**Instructions for the task**
Tally the lines containing the word "اللفظ", and report the tally alone.

[Extracted data entries]
%%

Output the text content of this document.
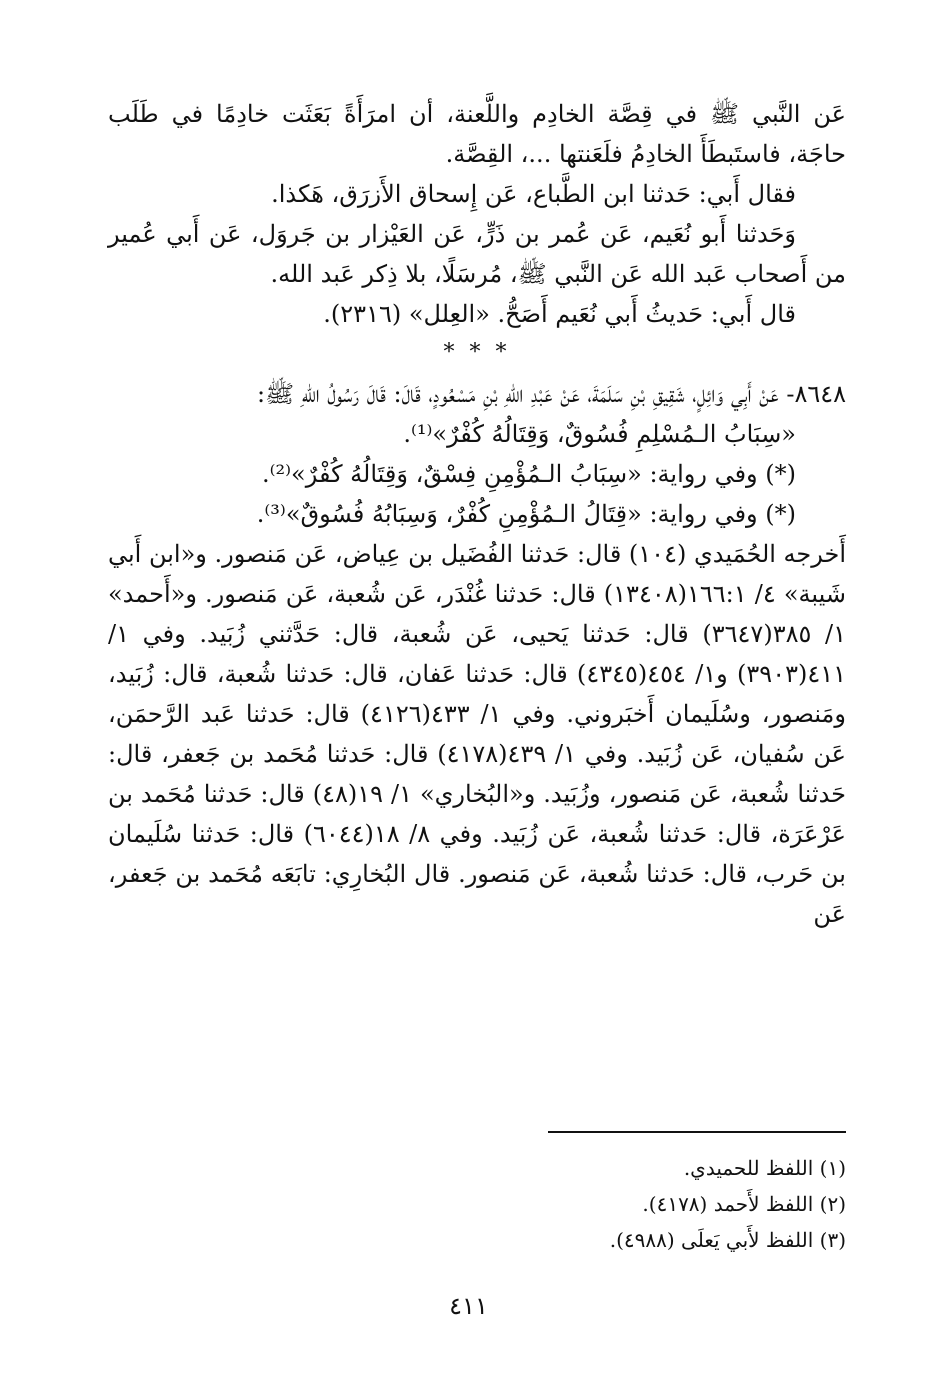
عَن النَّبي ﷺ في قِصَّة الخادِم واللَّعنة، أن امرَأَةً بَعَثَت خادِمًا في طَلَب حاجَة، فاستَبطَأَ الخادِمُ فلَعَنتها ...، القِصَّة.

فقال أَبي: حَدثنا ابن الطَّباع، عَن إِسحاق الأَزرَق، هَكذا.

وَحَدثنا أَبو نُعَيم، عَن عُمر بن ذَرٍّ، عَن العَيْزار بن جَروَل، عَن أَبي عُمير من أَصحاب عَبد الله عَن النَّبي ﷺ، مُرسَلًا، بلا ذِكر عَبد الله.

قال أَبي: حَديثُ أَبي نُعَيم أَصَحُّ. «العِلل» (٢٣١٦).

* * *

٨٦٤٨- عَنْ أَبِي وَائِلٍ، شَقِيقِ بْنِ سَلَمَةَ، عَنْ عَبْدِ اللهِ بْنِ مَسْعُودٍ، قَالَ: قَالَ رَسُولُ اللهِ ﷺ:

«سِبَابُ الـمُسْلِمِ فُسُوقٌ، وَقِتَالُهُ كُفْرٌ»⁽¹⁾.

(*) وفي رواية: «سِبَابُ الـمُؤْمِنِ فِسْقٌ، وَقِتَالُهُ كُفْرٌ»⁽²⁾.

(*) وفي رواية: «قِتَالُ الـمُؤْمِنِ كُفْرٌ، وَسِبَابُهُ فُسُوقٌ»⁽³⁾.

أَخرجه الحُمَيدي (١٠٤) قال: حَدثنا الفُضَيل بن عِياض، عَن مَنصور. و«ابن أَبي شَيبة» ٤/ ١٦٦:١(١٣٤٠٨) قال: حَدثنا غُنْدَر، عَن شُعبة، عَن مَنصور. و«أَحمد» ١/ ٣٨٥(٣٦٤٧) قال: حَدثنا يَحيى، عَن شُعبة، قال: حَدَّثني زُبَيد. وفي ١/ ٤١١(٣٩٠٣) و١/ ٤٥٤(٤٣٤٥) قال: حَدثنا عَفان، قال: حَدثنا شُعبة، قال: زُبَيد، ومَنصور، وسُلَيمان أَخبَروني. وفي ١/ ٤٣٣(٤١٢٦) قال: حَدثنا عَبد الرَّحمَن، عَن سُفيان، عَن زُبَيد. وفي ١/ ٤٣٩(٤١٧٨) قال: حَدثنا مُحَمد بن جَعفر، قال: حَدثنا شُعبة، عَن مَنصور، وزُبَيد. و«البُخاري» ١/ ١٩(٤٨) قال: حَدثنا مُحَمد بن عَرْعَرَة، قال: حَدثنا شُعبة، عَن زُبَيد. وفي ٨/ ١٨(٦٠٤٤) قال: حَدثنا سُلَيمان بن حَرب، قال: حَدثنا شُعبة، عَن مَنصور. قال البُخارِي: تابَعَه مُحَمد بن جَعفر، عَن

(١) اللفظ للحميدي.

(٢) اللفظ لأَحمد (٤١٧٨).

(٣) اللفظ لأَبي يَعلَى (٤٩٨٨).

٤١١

%%

**Correct response**
3